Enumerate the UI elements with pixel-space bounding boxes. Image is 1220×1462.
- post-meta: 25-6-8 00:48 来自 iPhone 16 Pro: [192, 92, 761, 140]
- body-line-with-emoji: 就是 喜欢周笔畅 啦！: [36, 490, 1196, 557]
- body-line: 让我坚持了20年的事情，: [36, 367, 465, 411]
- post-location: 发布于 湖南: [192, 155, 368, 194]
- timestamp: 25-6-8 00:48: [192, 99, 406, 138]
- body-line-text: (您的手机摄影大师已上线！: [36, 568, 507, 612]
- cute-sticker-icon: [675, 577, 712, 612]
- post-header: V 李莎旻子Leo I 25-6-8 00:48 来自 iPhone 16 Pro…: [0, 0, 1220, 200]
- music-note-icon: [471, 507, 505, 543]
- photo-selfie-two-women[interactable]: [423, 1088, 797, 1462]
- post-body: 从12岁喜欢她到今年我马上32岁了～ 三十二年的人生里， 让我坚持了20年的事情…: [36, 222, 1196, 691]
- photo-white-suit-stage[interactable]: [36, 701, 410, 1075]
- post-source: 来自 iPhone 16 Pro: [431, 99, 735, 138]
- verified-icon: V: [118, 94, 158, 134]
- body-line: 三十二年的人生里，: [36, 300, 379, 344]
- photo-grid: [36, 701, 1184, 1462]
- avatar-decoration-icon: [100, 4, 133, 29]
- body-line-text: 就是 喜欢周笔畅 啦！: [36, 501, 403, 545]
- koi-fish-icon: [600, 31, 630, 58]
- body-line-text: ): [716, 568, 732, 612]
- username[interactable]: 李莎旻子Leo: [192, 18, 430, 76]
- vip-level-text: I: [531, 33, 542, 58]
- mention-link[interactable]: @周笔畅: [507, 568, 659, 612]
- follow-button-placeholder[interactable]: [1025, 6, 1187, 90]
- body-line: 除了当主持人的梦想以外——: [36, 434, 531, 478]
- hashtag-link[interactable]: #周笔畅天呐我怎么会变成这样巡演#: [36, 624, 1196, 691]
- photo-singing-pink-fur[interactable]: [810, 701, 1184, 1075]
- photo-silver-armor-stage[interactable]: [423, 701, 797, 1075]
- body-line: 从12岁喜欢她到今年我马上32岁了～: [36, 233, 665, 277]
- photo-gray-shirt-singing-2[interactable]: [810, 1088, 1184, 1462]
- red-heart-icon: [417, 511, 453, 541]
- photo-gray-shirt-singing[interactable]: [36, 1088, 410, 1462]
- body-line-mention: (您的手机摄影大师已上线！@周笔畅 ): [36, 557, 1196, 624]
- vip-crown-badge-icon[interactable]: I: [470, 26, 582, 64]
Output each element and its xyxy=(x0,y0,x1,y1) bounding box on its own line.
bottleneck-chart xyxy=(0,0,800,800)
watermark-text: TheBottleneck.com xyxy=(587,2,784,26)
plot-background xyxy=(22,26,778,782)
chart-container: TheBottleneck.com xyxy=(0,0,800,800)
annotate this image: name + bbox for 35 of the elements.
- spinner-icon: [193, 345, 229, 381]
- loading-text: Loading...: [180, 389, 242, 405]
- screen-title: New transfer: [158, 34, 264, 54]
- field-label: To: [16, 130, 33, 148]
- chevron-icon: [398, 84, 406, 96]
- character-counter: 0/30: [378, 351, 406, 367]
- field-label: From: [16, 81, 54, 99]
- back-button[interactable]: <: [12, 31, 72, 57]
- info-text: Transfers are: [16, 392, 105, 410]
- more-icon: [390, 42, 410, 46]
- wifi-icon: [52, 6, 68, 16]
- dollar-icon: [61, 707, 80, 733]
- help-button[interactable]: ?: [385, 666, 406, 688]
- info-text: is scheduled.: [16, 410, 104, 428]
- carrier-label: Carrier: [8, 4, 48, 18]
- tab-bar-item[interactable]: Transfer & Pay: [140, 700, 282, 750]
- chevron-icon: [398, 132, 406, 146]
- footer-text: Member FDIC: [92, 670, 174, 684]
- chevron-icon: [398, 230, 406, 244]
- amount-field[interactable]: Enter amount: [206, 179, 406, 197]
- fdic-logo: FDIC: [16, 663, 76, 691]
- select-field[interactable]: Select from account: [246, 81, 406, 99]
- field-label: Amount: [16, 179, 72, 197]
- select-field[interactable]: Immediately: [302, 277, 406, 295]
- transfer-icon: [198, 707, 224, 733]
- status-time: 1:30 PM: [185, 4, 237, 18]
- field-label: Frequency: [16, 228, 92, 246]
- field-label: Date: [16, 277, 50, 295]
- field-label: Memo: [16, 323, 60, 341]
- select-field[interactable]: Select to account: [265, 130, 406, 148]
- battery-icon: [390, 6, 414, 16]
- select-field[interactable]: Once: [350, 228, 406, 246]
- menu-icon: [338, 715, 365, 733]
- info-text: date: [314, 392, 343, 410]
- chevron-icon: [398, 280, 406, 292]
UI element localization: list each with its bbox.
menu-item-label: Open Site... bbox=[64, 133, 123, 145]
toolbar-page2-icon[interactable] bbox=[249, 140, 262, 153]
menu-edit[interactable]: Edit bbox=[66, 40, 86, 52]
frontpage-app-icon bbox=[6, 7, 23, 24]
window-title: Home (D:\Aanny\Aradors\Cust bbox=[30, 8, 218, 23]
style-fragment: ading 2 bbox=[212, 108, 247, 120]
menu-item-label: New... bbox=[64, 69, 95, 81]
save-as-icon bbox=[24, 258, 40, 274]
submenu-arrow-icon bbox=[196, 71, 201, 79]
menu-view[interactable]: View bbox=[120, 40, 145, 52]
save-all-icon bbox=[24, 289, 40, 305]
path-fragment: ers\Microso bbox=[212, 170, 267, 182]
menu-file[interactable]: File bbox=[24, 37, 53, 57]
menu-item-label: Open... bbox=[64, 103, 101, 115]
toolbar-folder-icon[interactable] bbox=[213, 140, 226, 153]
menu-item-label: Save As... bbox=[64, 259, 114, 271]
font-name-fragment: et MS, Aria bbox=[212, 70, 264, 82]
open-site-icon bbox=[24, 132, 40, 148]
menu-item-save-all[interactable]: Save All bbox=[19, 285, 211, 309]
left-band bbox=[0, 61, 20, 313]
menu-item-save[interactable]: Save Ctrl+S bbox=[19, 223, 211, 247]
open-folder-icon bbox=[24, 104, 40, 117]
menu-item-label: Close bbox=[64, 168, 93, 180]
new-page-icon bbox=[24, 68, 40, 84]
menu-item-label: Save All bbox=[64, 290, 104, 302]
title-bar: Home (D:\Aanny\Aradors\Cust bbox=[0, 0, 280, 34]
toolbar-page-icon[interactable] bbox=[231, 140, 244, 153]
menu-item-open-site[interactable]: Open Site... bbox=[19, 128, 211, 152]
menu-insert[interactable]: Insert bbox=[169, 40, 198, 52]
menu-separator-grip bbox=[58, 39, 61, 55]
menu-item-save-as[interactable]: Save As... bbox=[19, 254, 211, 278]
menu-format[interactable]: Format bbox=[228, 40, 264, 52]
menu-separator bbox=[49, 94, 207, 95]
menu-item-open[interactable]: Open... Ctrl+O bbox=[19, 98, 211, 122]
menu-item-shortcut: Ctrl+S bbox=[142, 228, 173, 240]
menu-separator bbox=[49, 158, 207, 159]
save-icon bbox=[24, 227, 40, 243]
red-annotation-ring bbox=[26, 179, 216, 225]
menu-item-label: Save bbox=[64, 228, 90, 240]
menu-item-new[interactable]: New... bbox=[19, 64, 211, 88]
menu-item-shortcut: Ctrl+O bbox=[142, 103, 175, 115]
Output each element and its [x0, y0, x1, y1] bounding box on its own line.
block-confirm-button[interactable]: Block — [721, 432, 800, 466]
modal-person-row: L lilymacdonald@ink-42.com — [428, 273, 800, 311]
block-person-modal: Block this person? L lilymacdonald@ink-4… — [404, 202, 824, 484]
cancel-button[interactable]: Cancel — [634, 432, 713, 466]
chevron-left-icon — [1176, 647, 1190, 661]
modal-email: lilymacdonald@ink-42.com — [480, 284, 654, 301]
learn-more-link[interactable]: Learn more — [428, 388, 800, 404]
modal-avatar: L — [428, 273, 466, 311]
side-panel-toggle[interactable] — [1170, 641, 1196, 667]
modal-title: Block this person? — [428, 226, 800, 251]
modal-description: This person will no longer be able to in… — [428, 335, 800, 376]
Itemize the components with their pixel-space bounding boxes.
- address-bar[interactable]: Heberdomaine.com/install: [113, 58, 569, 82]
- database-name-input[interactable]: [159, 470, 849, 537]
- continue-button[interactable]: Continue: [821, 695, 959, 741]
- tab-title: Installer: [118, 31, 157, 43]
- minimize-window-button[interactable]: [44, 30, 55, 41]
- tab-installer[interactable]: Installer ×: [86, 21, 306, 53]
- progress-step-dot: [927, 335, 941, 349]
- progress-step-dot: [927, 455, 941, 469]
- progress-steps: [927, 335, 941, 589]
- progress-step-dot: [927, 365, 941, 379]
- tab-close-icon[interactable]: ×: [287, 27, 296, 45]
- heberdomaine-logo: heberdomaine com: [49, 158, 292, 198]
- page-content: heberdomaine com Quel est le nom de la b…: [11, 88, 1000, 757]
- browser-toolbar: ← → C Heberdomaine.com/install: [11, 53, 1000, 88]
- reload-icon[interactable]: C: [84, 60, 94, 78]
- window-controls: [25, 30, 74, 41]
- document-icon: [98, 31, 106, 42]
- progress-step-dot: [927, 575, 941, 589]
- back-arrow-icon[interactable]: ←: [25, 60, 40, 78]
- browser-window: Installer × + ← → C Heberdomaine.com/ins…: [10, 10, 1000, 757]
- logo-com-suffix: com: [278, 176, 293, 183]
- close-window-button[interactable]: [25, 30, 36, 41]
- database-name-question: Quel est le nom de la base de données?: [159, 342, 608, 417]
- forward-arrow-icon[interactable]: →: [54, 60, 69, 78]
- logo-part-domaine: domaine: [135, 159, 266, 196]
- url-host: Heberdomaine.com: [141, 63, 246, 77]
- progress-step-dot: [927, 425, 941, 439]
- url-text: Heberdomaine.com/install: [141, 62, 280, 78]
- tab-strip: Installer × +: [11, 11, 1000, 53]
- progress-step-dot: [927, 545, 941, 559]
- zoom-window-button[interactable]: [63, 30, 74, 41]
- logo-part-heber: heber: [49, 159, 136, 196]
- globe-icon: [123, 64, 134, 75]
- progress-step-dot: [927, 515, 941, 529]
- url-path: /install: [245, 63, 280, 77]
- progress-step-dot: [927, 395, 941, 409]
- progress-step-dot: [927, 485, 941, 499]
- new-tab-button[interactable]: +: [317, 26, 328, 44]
────────────────────────────────────────
Reproduce the items verbatim, from the first line of the items through the line that contains "- vip-level-text: I: [531, 33, 542, 58]", with both of those lines included.

Enumerate the UI elements with pixel-space bounding boxes. Image is 1220×1462.
- post-meta: 25-6-8 00:48 来自 iPhone 16 Pro: [192, 92, 761, 140]
- body-line-with-emoji: 就是 喜欢周笔畅 啦！: [36, 490, 1196, 557]
- body-line: 让我坚持了20年的事情，: [36, 367, 465, 411]
- post-location: 发布于 湖南: [192, 155, 368, 194]
- timestamp: 25-6-8 00:48: [192, 99, 406, 138]
- body-line-text: (您的手机摄影大师已上线！: [36, 568, 507, 612]
- cute-sticker-icon: [675, 577, 712, 612]
- post-header: V 李莎旻子Leo I 25-6-8 00:48 来自 iPhone 16 Pro…: [0, 0, 1220, 200]
- music-note-icon: [471, 507, 505, 543]
- photo-selfie-two-women[interactable]: [423, 1088, 797, 1462]
- post-body: 从12岁喜欢她到今年我马上32岁了～ 三十二年的人生里， 让我坚持了20年的事情…: [36, 222, 1196, 691]
- photo-white-suit-stage[interactable]: [36, 701, 410, 1075]
- post-source: 来自 iPhone 16 Pro: [431, 99, 735, 138]
- verified-icon: V: [118, 94, 158, 134]
- body-line: 三十二年的人生里，: [36, 300, 379, 344]
- photo-grid: [36, 701, 1184, 1462]
- avatar-decoration-icon: [100, 4, 133, 29]
- body-line-text: 就是 喜欢周笔畅 啦！: [36, 501, 403, 545]
- koi-fish-icon: [600, 31, 630, 58]
- body-line-text: ): [716, 568, 732, 612]
- username[interactable]: 李莎旻子Leo: [192, 18, 430, 76]
- vip-level-text: I: [531, 33, 542, 58]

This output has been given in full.